Given exercise:
Write the records out again, precisely as they stand.
========================
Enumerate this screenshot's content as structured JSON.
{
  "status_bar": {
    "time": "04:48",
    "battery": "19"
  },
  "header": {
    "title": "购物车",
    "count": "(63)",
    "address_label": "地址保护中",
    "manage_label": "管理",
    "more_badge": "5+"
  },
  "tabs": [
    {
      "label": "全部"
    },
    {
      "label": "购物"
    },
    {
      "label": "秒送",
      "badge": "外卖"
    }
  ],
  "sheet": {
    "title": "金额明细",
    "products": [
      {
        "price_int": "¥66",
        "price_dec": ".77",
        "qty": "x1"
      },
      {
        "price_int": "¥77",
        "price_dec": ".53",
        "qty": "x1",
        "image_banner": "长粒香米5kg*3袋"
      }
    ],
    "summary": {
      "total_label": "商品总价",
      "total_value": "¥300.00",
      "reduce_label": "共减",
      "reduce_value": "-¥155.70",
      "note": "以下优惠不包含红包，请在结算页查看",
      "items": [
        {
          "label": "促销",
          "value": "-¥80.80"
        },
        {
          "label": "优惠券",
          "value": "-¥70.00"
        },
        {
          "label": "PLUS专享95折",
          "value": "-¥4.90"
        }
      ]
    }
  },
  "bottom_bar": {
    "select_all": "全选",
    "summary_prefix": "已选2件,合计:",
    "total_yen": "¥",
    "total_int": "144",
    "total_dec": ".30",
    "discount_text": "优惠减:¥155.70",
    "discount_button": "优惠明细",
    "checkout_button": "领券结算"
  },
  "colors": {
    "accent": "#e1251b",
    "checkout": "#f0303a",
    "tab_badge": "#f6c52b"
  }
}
========================
Exercise solution:
Enumerate this screenshot's content as structured JSON.
{
  "status_bar": {
    "time": "04:48",
    "battery": "19"
  },
  "header": {
    "title": "购物车",
    "count": "(63)",
    "address_label": "地址保护中",
    "manage_label": "管理",
    "more_badge": "5+"
  },
  "tabs": [
    {
      "label": "全部"
    },
    {
      "label": "购物"
    },
    {
      "label": "秒送",
      "badge": "外卖"
    }
  ],
  "sheet": {
    "title": "金额明细",
    "products": [
      {
        "price_int": "¥66",
        "price_dec": ".77",
        "qty": "x1"
      },
      {
        "price_int": "¥77",
        "price_dec": ".53",
        "qty": "x1",
        "image_banner": "长粒香米5kg*3袋"
      }
    ],
    "summary": {
      "total_label": "商品总价",
      "total_value": "¥300.00",
      "reduce_label": "共减",
      "reduce_value": "-¥155.70",
      "note": "以下优惠不包含红包，请在结算页查看",
      "items": [
        {
          "label": "促销",
          "value": "-¥80.80"
        },
        {
          "label": "优惠券",
          "value": "-¥70.00"
        },
        {
          "label": "PLUS专享95折",
          "value": "-¥4.90"
        }
      ]
    }
  },
  "bottom_bar": {
    "select_all": "全选",
    "summary_prefix": "已选2件,合计:",
    "total_yen": "¥",
    "total_int": "144",
    "total_dec": ".30",
    "discount_text": "优惠减:¥155.70",
    "discount_button": "优惠明细",
    "checkout_button": "领券结算"
  },
  "colors": {
    "accent": "#e1251b",
    "checkout": "#f0303a",
    "tab_badge": "#f6c52b"
  }
}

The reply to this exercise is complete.